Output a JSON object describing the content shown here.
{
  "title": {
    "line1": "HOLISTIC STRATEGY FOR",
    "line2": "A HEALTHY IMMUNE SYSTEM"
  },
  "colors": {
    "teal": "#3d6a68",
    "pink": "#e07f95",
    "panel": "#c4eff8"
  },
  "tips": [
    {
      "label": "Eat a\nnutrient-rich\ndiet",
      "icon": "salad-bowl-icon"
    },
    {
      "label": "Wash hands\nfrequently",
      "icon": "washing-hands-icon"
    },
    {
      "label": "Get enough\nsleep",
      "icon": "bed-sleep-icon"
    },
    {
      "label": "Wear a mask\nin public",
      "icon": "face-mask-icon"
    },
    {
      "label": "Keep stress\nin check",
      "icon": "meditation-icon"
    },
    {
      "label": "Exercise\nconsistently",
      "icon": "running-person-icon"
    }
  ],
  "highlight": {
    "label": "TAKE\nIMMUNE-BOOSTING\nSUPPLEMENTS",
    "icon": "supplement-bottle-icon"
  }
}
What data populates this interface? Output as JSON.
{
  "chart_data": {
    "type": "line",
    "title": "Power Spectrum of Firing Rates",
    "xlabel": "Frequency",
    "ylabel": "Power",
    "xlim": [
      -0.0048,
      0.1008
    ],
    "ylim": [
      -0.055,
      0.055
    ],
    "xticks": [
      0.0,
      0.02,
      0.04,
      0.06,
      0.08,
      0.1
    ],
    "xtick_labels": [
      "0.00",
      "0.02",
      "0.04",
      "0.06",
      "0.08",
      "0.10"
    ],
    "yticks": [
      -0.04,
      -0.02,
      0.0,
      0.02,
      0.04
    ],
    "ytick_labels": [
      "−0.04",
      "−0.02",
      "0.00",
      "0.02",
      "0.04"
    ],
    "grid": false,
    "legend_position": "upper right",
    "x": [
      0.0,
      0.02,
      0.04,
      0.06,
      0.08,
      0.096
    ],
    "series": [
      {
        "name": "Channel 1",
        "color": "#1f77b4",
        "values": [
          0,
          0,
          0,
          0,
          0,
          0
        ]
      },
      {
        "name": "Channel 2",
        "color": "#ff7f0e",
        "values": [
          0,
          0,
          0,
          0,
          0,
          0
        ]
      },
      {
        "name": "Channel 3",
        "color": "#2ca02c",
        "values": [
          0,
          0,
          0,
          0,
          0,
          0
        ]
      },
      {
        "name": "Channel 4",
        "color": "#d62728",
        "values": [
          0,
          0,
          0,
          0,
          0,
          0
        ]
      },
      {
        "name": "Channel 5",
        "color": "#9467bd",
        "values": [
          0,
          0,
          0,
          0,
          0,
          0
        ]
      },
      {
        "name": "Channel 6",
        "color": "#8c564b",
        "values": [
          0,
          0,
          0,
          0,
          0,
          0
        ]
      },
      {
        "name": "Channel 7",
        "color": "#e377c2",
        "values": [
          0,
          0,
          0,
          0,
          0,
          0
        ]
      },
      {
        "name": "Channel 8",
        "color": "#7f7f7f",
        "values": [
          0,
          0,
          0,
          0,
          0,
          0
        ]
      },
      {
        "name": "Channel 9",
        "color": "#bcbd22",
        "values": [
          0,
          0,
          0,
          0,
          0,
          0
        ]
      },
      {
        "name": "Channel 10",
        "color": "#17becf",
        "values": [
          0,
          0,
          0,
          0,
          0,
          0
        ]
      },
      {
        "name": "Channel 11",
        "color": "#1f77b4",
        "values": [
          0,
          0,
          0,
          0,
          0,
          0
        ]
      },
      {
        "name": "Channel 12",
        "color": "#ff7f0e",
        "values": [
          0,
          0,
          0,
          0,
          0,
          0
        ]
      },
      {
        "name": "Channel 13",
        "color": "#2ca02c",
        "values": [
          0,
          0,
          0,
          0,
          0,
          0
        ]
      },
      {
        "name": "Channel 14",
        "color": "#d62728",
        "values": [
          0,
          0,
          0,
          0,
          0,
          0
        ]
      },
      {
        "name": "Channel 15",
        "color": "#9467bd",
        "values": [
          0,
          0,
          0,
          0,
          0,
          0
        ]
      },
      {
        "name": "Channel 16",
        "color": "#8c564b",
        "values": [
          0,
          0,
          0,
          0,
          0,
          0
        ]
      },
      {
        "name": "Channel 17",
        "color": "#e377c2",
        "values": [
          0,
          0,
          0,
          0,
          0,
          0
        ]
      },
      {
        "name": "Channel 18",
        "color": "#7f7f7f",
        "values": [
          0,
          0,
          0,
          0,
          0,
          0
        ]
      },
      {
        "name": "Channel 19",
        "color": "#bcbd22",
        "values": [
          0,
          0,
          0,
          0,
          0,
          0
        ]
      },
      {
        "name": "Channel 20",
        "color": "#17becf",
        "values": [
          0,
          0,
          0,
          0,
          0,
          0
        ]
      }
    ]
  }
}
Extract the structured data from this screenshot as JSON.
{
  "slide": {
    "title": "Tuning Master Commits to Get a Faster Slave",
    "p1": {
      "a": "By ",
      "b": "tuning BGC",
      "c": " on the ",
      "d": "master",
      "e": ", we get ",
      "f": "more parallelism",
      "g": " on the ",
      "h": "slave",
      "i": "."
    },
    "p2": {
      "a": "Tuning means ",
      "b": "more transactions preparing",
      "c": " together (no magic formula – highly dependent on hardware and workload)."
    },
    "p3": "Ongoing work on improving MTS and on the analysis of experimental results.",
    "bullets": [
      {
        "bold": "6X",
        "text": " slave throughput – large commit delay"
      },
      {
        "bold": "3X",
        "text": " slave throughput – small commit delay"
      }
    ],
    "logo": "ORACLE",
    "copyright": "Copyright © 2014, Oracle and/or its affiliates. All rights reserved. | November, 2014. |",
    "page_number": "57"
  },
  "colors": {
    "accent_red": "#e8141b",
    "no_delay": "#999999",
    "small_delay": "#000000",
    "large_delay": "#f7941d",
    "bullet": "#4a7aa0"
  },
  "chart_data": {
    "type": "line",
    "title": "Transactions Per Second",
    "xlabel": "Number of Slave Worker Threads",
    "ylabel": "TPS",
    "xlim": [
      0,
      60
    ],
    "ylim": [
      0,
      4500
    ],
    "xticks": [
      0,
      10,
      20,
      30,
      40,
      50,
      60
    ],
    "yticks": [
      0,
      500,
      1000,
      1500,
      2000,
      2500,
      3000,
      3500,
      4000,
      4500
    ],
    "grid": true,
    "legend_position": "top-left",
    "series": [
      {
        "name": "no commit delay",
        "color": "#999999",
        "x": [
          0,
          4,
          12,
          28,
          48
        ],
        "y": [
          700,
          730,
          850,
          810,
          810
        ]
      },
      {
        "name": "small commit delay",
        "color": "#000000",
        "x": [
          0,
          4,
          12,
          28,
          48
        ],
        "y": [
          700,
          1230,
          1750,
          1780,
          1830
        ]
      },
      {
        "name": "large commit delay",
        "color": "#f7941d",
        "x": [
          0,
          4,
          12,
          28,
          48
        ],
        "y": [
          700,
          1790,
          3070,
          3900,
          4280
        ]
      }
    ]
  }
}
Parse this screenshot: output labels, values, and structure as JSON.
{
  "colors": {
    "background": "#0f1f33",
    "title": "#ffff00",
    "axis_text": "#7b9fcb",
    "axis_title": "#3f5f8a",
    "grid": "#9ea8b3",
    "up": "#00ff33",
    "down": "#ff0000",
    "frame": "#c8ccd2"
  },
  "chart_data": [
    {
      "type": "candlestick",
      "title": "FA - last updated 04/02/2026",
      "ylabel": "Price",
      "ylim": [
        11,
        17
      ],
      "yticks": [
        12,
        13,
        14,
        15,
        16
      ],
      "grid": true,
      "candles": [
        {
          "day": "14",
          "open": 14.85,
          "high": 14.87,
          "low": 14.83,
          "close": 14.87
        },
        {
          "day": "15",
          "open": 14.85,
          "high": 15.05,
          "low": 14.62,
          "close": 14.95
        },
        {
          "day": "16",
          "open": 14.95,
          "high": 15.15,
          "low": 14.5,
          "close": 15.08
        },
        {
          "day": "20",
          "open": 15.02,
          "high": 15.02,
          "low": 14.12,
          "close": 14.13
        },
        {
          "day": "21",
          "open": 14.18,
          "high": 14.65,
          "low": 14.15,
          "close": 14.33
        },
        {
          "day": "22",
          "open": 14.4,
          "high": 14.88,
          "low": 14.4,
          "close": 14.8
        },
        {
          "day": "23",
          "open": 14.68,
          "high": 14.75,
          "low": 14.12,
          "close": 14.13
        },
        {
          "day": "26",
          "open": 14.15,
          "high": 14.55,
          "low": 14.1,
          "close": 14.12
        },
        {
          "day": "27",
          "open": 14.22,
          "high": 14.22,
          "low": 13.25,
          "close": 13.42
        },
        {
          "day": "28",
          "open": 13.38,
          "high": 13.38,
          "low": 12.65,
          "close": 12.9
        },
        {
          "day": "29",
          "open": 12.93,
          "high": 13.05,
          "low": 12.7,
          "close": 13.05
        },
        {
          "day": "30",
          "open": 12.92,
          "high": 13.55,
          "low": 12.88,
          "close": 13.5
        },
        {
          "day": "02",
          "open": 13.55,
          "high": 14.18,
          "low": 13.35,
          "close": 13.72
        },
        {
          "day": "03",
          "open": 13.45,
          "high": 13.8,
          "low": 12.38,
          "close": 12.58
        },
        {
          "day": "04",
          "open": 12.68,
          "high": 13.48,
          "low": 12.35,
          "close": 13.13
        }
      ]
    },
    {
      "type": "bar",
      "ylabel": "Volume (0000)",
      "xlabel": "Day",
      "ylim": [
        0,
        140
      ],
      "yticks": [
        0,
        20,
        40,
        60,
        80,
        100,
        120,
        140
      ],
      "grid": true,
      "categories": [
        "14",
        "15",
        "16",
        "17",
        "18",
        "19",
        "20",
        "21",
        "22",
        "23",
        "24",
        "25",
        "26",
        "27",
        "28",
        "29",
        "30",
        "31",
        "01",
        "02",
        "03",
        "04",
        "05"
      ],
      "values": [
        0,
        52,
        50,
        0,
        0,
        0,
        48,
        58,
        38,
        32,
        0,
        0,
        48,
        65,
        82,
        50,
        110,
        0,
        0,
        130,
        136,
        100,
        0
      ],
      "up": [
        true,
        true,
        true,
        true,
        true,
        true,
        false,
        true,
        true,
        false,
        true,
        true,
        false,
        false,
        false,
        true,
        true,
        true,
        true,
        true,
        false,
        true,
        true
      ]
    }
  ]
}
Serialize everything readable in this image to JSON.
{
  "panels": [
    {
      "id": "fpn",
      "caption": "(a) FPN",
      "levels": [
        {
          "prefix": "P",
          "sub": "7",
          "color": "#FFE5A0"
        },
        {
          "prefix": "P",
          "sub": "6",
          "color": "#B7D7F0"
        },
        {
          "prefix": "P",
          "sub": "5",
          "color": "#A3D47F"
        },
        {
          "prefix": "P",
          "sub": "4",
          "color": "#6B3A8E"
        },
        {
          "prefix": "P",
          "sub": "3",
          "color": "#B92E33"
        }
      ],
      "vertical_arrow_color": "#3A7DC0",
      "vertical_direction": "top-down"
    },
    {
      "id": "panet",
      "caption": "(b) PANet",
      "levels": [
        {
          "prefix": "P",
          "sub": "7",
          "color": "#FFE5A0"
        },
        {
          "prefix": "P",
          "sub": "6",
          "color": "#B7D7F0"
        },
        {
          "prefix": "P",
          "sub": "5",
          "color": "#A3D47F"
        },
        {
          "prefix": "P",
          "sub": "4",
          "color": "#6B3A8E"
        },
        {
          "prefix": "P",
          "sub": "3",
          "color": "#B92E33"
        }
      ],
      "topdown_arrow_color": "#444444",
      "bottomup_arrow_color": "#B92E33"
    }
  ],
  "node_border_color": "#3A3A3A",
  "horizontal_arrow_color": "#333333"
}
════════════════
▸ What to produce: Copy each line holding the word "icon" from the listing above.

▸ The response:
      "icon": "salad-bowl-icon"
      "icon": "washing-hands-icon"
      "icon": "bed-sleep-icon"
      "icon": "face-mask-icon"
      "icon": "meditation-icon"
      "icon": "running-person-icon"
    "icon": "supplement-bottle-icon"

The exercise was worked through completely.